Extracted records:
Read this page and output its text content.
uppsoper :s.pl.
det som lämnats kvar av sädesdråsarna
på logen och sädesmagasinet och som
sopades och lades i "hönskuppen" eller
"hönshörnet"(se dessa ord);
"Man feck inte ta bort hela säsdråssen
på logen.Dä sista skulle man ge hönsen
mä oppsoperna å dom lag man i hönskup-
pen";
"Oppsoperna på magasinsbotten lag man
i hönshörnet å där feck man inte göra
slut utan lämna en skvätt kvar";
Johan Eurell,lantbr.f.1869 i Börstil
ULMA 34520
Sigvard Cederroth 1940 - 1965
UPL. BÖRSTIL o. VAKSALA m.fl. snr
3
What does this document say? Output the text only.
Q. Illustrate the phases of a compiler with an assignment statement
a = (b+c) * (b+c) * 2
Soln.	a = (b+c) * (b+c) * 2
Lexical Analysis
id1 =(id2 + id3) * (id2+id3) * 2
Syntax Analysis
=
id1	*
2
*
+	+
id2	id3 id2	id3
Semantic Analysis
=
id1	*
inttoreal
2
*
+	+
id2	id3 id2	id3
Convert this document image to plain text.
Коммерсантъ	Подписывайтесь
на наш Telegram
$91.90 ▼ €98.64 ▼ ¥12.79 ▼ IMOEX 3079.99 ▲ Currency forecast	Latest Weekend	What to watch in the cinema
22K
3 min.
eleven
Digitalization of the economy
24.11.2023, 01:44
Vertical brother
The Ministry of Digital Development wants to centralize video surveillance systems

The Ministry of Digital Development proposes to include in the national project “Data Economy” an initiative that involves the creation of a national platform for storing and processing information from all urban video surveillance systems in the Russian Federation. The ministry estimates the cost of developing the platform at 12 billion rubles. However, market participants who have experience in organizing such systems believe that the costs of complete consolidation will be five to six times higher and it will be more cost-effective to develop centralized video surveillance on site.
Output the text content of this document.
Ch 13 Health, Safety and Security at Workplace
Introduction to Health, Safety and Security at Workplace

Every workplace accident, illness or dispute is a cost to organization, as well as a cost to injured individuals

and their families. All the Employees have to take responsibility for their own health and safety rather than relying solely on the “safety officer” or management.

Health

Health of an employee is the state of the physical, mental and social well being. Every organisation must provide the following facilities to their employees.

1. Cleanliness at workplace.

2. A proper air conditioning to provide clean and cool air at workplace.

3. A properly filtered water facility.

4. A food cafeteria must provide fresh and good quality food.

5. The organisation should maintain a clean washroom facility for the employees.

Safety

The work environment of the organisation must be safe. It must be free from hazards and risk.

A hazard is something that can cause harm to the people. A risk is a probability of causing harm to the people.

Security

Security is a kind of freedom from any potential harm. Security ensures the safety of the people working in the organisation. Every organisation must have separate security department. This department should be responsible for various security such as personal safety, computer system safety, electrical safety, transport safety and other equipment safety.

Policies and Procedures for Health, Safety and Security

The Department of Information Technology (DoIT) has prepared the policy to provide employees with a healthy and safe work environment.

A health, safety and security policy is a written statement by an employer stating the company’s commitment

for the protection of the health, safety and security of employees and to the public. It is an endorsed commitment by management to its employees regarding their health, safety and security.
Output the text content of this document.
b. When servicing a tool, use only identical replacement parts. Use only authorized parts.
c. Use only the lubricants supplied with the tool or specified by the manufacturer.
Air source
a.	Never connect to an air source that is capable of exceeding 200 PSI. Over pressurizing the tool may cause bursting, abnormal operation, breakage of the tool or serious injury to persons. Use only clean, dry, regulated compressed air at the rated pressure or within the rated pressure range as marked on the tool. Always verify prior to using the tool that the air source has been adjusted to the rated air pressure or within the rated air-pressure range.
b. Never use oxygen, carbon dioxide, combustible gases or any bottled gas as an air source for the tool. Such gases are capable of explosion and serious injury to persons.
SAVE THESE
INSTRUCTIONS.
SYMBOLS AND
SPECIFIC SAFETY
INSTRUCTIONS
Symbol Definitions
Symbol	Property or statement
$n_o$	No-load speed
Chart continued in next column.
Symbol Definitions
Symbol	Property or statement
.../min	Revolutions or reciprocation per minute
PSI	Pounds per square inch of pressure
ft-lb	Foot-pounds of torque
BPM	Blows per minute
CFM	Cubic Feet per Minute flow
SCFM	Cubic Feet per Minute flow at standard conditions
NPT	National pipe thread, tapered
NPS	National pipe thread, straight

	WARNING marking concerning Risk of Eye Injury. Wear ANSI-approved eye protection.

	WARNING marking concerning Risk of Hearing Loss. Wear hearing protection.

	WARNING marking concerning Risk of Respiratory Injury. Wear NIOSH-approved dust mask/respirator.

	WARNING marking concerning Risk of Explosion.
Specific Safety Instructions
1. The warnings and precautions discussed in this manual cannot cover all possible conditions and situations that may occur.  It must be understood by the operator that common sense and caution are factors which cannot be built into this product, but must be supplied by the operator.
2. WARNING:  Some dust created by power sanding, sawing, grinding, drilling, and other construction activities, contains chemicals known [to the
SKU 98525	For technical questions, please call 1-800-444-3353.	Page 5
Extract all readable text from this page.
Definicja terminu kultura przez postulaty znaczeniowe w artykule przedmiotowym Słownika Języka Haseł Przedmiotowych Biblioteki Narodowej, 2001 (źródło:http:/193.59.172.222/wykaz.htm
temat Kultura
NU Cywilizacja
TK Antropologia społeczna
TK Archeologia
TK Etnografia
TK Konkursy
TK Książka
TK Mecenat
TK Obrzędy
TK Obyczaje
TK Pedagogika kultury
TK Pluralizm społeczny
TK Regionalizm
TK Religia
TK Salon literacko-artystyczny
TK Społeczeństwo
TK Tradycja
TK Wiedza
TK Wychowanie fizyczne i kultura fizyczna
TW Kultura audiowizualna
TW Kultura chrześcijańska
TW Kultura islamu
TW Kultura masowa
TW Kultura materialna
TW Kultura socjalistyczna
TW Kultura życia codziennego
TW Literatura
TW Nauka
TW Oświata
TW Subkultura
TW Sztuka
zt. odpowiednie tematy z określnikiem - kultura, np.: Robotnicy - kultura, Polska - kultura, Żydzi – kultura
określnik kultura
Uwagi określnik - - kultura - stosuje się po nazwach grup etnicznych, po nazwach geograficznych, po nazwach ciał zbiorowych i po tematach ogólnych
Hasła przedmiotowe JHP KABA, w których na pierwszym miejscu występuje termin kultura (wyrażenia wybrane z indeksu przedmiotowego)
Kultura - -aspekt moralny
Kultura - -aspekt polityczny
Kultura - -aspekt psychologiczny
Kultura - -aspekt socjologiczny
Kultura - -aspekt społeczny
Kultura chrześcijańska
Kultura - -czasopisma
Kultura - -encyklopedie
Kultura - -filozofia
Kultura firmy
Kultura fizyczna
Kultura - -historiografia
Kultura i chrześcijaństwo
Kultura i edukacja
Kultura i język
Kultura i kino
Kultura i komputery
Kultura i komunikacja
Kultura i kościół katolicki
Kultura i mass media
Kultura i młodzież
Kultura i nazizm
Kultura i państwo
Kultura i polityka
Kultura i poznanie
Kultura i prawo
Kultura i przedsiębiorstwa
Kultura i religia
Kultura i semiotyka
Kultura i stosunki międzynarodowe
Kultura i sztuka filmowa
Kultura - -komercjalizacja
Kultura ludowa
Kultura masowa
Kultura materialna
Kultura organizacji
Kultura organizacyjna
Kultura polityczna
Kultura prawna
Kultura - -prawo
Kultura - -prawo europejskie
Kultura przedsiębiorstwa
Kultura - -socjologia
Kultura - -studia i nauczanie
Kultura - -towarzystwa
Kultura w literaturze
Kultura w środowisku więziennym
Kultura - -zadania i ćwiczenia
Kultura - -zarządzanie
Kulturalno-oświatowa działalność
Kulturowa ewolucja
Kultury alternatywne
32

- PROMPT -
Make an exact copy of all the data.

- THE OUTPUT -
Read this page and output its text content.
uppsoper :s.pl.
det som lämnats kvar av sädesdråsarna
på logen och sädesmagasinet och som
sopades och lades i "hönskuppen" eller
"hönshörnet"(se dessa ord);
"Man feck inte ta bort hela säsdråssen
på logen.Dä sista skulle man ge hönsen
mä oppsoperna å dom lag man i hönskup-
pen";
"Oppsoperna på magasinsbotten lag man
i hönshörnet å där feck man inte göra
slut utan lämna en skvätt kvar";
Johan Eurell,lantbr.f.1869 i Börstil
ULMA 34520
Sigvard Cederroth 1940 - 1965
UPL. BÖRSTIL o. VAKSALA m.fl. snr
3
What does this document say? Output the text only.
Q. Illustrate the phases of a compiler with an assignment statement
a = (b+c) * (b+c) * 2
Soln.	a = (b+c) * (b+c) * 2
Lexical Analysis
id1 =(id2 + id3) * (id2+id3) * 2
Syntax Analysis
=
id1	*
2
*
+	+
id2	id3 id2	id3
Semantic Analysis
=
id1	*
inttoreal
2
*
+	+
id2	id3 id2	id3
Convert this document image to plain text.
Коммерсантъ	Подписывайтесь
на наш Telegram
$91.90 ▼ €98.64 ▼ ¥12.79 ▼ IMOEX 3079.99 ▲ Currency forecast	Latest Weekend	What to watch in the cinema
22K
3 min.
eleven
Digitalization of the economy
24.11.2023, 01:44
Vertical brother
The Ministry of Digital Development wants to centralize video surveillance systems

The Ministry of Digital Development proposes to include in the national project “Data Economy” an initiative that involves the creation of a national platform for storing and processing information from all urban video surveillance systems in the Russian Federation. The ministry estimates the cost of developing the platform at 12 billion rubles. However, market participants who have experience in organizing such systems believe that the costs of complete consolidation will be five to six times higher and it will be more cost-effective to develop centralized video surveillance on site.
Output the text content of this document.
Ch 13 Health, Safety and Security at Workplace
Introduction to Health, Safety and Security at Workplace

Every workplace accident, illness or dispute is a cost to organization, as well as a cost to injured individuals

and their families. All the Employees have to take responsibility for their own health and safety rather than relying solely on the “safety officer” or management.

Health

Health of an employee is the state of the physical, mental and social well being. Every organisation must provide the following facilities to their employees.

1. Cleanliness at workplace.

2. A proper air conditioning to provide clean and cool air at workplace.

3. A properly filtered water facility.

4. A food cafeteria must provide fresh and good quality food.

5. The organisation should maintain a clean washroom facility for the employees.

Safety

The work environment of the organisation must be safe. It must be free from hazards and risk.

A hazard is something that can cause harm to the people. A risk is a probability of causing harm to the people.

Security

Security is a kind of freedom from any potential harm. Security ensures the safety of the people working in the organisation. Every organisation must have separate security department. This department should be responsible for various security such as personal safety, computer system safety, electrical safety, transport safety and other equipment safety.

Policies and Procedures for Health, Safety and Security

The Department of Information Technology (DoIT) has prepared the policy to provide employees with a healthy and safe work environment.

A health, safety and security policy is a written statement by an employer stating the company’s commitment

for the protection of the health, safety and security of employees and to the public. It is an endorsed commitment by management to its employees regarding their health, safety and security.
Output the text content of this document.
b. When servicing a tool, use only identical replacement parts. Use only authorized parts.
c. Use only the lubricants supplied with the tool or specified by the manufacturer.
Air source
a.	Never connect to an air source that is capable of exceeding 200 PSI. Over pressurizing the tool may cause bursting, abnormal operation, breakage of the tool or serious injury to persons. Use only clean, dry, regulated compressed air at the rated pressure or within the rated pressure range as marked on the tool. Always verify prior to using the tool that the air source has been adjusted to the rated air pressure or within the rated air-pressure range.
b. Never use oxygen, carbon dioxide, combustible gases or any bottled gas as an air source for the tool. Such gases are capable of explosion and serious injury to persons.
SAVE THESE
INSTRUCTIONS.
SYMBOLS AND
SPECIFIC SAFETY
INSTRUCTIONS
Symbol Definitions
Symbol	Property or statement
$n_o$	No-load speed
Chart continued in next column.
Symbol Definitions
Symbol	Property or statement
.../min	Revolutions or reciprocation per minute
PSI	Pounds per square inch of pressure
ft-lb	Foot-pounds of torque
BPM	Blows per minute
CFM	Cubic Feet per Minute flow
SCFM	Cubic Feet per Minute flow at standard conditions
NPT	National pipe thread, tapered
NPS	National pipe thread, straight

	WARNING marking concerning Risk of Eye Injury. Wear ANSI-approved eye protection.

	WARNING marking concerning Risk of Hearing Loss. Wear hearing protection.

	WARNING marking concerning Risk of Respiratory Injury. Wear NIOSH-approved dust mask/respirator.

	WARNING marking concerning Risk of Explosion.
Specific Safety Instructions
1. The warnings and precautions discussed in this manual cannot cover all possible conditions and situations that may occur.  It must be understood by the operator that common sense and caution are factors which cannot be built into this product, but must be supplied by the operator.
2. WARNING:  Some dust created by power sanding, sawing, grinding, drilling, and other construction activities, contains chemicals known [to the
SKU 98525	For technical questions, please call 1-800-444-3353.	Page 5
Extract all readable text from this page.
Definicja terminu kultura przez postulaty znaczeniowe w artykule przedmiotowym Słownika Języka Haseł Przedmiotowych Biblioteki Narodowej, 2001 (źródło:http:/193.59.172.222/wykaz.htm
temat Kultura
NU Cywilizacja
TK Antropologia społeczna
TK Archeologia
TK Etnografia
TK Konkursy
TK Książka
TK Mecenat
TK Obrzędy
TK Obyczaje
TK Pedagogika kultury
TK Pluralizm społeczny
TK Regionalizm
TK Religia
TK Salon literacko-artystyczny
TK Społeczeństwo
TK Tradycja
TK Wiedza
TK Wychowanie fizyczne i kultura fizyczna
TW Kultura audiowizualna
TW Kultura chrześcijańska
TW Kultura islamu
TW Kultura masowa
TW Kultura materialna
TW Kultura socjalistyczna
TW Kultura życia codziennego
TW Literatura
TW Nauka
TW Oświata
TW Subkultura
TW Sztuka
zt. odpowiednie tematy z określnikiem - kultura, np.: Robotnicy - kultura, Polska - kultura, Żydzi – kultura
określnik kultura
Uwagi określnik - - kultura - stosuje się po nazwach grup etnicznych, po nazwach geograficznych, po nazwach ciał zbiorowych i po tematach ogólnych
Hasła przedmiotowe JHP KABA, w których na pierwszym miejscu występuje termin kultura (wyrażenia wybrane z indeksu przedmiotowego)
Kultura - -aspekt moralny
Kultura - -aspekt polityczny
Kultura - -aspekt psychologiczny
Kultura - -aspekt socjologiczny
Kultura - -aspekt społeczny
Kultura chrześcijańska
Kultura - -czasopisma
Kultura - -encyklopedie
Kultura - -filozofia
Kultura firmy
Kultura fizyczna
Kultura - -historiografia
Kultura i chrześcijaństwo
Kultura i edukacja
Kultura i język
Kultura i kino
Kultura i komputery
Kultura i komunikacja
Kultura i kościół katolicki
Kultura i mass media
Kultura i młodzież
Kultura i nazizm
Kultura i państwo
Kultura i polityka
Kultura i poznanie
Kultura i prawo
Kultura i przedsiębiorstwa
Kultura i religia
Kultura i semiotyka
Kultura i stosunki międzynarodowe
Kultura i sztuka filmowa
Kultura - -komercjalizacja
Kultura ludowa
Kultura masowa
Kultura materialna
Kultura organizacji
Kultura organizacyjna
Kultura polityczna
Kultura prawna
Kultura - -prawo
Kultura - -prawo europejskie
Kultura przedsiębiorstwa
Kultura - -socjologia
Kultura - -studia i nauczanie
Kultura - -towarzystwa
Kultura w literaturze
Kultura w środowisku więziennym
Kultura - -zadania i ćwiczenia
Kultura - -zarządzanie
Kulturalno-oświatowa działalność
Kulturowa ewolucja
Kultury alternatywne
32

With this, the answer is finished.